[Begin]
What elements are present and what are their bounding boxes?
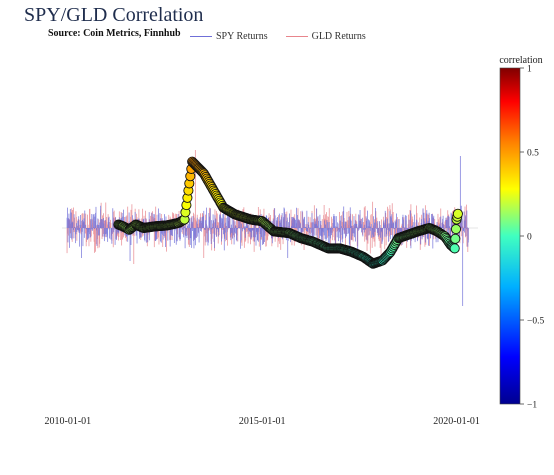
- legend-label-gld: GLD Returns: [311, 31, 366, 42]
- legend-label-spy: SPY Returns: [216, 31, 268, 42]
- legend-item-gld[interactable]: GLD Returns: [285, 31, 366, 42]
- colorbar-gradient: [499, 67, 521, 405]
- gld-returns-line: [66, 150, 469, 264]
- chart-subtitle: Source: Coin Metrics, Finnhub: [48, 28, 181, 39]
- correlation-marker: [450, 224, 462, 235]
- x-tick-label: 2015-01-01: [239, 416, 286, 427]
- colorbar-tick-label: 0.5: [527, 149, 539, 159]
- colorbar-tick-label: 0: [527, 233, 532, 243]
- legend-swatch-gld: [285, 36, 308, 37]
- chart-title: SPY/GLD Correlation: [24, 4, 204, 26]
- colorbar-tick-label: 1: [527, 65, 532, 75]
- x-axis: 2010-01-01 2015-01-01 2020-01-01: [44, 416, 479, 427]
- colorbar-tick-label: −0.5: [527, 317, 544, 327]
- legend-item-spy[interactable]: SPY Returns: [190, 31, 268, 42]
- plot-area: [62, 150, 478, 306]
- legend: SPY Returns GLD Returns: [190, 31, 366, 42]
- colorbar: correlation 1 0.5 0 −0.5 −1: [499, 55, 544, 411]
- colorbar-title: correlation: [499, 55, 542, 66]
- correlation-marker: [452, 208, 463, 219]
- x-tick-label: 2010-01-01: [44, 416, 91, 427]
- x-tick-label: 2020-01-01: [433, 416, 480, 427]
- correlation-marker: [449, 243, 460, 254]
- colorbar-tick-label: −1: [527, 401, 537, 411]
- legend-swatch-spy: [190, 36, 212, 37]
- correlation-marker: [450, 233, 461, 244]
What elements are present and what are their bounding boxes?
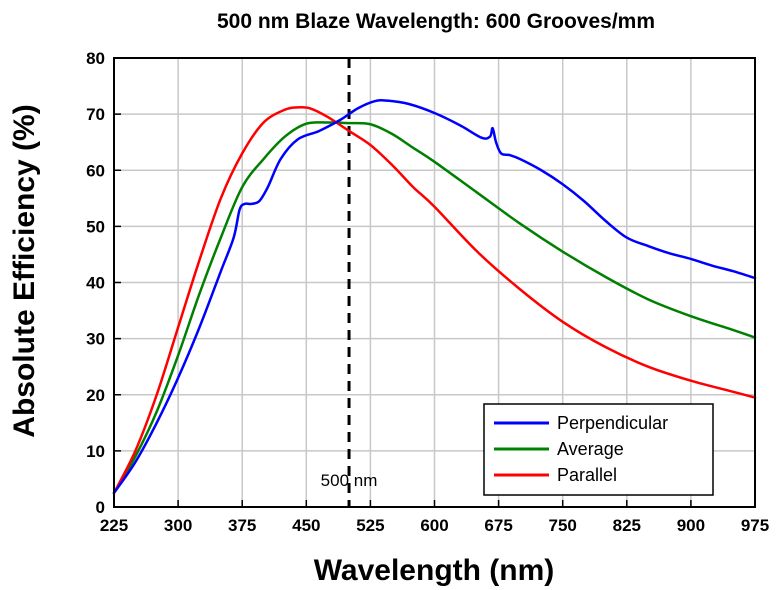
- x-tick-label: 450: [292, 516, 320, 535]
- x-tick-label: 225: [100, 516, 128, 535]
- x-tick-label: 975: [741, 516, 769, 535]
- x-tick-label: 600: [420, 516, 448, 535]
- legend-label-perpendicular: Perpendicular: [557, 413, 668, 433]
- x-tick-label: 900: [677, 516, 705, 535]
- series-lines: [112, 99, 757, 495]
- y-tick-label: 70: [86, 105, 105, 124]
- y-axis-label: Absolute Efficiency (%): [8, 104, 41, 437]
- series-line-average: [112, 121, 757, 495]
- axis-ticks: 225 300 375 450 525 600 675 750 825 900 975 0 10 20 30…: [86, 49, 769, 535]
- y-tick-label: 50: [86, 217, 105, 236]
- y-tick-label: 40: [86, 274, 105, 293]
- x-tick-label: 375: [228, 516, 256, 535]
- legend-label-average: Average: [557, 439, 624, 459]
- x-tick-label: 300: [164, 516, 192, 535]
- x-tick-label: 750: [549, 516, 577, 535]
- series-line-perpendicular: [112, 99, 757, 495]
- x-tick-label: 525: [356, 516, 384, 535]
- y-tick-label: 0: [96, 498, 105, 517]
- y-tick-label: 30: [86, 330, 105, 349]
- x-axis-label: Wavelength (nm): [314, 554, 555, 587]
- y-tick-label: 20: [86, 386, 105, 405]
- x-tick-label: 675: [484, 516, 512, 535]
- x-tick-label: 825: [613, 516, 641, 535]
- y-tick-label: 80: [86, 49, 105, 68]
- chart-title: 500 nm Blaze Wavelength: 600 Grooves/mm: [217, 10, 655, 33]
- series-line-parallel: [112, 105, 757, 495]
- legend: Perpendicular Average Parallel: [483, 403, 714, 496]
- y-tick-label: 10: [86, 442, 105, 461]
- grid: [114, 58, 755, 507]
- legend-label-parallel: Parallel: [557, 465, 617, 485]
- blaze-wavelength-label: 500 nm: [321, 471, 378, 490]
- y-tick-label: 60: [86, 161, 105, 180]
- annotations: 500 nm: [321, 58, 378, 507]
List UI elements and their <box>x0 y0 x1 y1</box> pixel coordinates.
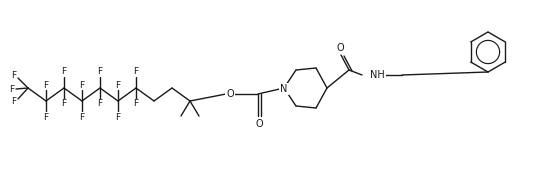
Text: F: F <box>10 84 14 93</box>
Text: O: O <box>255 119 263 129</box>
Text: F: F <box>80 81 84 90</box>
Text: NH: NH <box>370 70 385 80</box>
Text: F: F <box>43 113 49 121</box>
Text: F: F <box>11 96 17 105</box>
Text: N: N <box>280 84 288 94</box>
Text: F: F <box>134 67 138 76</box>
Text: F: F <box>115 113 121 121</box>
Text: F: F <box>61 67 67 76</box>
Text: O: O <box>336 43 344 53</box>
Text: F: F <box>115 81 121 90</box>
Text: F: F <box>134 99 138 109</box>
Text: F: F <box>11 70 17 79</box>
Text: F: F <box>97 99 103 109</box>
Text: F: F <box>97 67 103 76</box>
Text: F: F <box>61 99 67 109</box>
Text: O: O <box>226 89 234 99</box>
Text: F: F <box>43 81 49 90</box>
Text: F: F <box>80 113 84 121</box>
[End]
**INSTRUCTION**
Write out all of the lines above again, word for word, and leave the pictures out of your answer.

**COMPLETED TASK**
What elements are present and what are their bounding boxes?
- legend-label-gld: GLD Returns: [311, 31, 366, 42]
- legend-label-spy: SPY Returns: [216, 31, 268, 42]
- legend-item-gld[interactable]: GLD Returns: [285, 31, 366, 42]
- colorbar-gradient: [499, 67, 521, 405]
- gld-returns-line: [66, 150, 469, 264]
- chart-subtitle: Source: Coin Metrics, Finnhub: [48, 28, 181, 39]
- correlation-marker: [450, 224, 462, 235]
- x-tick-label: 2015-01-01: [239, 416, 286, 427]
- colorbar-tick-label: 0.5: [527, 149, 539, 159]
- colorbar-tick-label: 0: [527, 233, 532, 243]
- legend-swatch-gld: [285, 36, 308, 37]
- chart-title: SPY/GLD Correlation: [24, 4, 204, 26]
- colorbar-tick-label: 1: [527, 65, 532, 75]
- x-axis: 2010-01-01 2015-01-01 2020-01-01: [44, 416, 479, 427]
- colorbar-tick-label: −0.5: [527, 317, 544, 327]
- legend-item-spy[interactable]: SPY Returns: [190, 31, 268, 42]
- plot-area: [62, 150, 478, 306]
- legend: SPY Returns GLD Returns: [190, 31, 366, 42]
- colorbar: correlation 1 0.5 0 −0.5 −1: [499, 55, 544, 411]
- colorbar-title: correlation: [499, 55, 542, 66]
- correlation-marker: [452, 208, 463, 219]
- x-tick-label: 2010-01-01: [44, 416, 91, 427]
- x-tick-label: 2020-01-01: [433, 416, 480, 427]
- correlation-marker: [449, 243, 460, 254]
- colorbar-tick-label: −1: [527, 401, 537, 411]
- legend-swatch-spy: [190, 36, 212, 37]
- correlation-marker: [450, 233, 461, 244]
What elements are present and what are their bounding boxes?
- x-tick-label: 450: [292, 516, 320, 535]
- x-tick-label: 225: [100, 516, 128, 535]
- x-tick-label: 975: [741, 516, 769, 535]
- x-tick-label: 600: [420, 516, 448, 535]
- legend-label-perpendicular: Perpendicular: [557, 413, 668, 433]
- x-tick-label: 900: [677, 516, 705, 535]
- series-lines: [112, 99, 757, 495]
- y-tick-label: 70: [86, 105, 105, 124]
- y-axis-label: Absolute Efficiency (%): [8, 104, 41, 437]
- series-line-average: [112, 121, 757, 495]
- axis-ticks: 225 300 375 450 525 600 675 750 825 900 975 0 10 20 30…: [86, 49, 769, 535]
- y-tick-label: 50: [86, 217, 105, 236]
- y-tick-label: 40: [86, 274, 105, 293]
- x-tick-label: 375: [228, 516, 256, 535]
- legend-label-average: Average: [557, 439, 624, 459]
- x-tick-label: 300: [164, 516, 192, 535]
- x-tick-label: 750: [549, 516, 577, 535]
- series-line-perpendicular: [112, 99, 757, 495]
- x-tick-label: 525: [356, 516, 384, 535]
- y-tick-label: 0: [96, 498, 105, 517]
- y-tick-label: 30: [86, 330, 105, 349]
- x-axis-label: Wavelength (nm): [314, 554, 555, 587]
- y-tick-label: 20: [86, 386, 105, 405]
- x-tick-label: 675: [484, 516, 512, 535]
- x-tick-label: 825: [613, 516, 641, 535]
- y-tick-label: 80: [86, 49, 105, 68]
- chart-title: 500 nm Blaze Wavelength: 600 Grooves/mm: [217, 10, 655, 33]
- series-line-parallel: [112, 105, 757, 495]
- legend: Perpendicular Average Parallel: [483, 403, 714, 496]
- y-tick-label: 10: [86, 442, 105, 461]
- grid: [114, 58, 755, 507]
- legend-label-parallel: Parallel: [557, 465, 617, 485]
- blaze-wavelength-label: 500 nm: [321, 471, 378, 490]
- y-tick-label: 60: [86, 161, 105, 180]
- annotations: 500 nm: [321, 58, 378, 507]
List UI elements and their <box>x0 y0 x1 y1</box> pixel coordinates.
Text: F: F <box>10 84 14 93</box>
Text: O: O <box>255 119 263 129</box>
Text: F: F <box>80 81 84 90</box>
Text: NH: NH <box>370 70 385 80</box>
Text: F: F <box>43 113 49 121</box>
Text: F: F <box>11 96 17 105</box>
Text: N: N <box>280 84 288 94</box>
Text: F: F <box>134 67 138 76</box>
Text: F: F <box>115 113 121 121</box>
Text: F: F <box>61 67 67 76</box>
Text: O: O <box>336 43 344 53</box>
Text: F: F <box>115 81 121 90</box>
Text: F: F <box>134 99 138 109</box>
Text: F: F <box>11 70 17 79</box>
Text: F: F <box>97 99 103 109</box>
Text: F: F <box>97 67 103 76</box>
Text: F: F <box>61 99 67 109</box>
Text: O: O <box>226 89 234 99</box>
Text: F: F <box>43 81 49 90</box>
Text: F: F <box>80 113 84 121</box>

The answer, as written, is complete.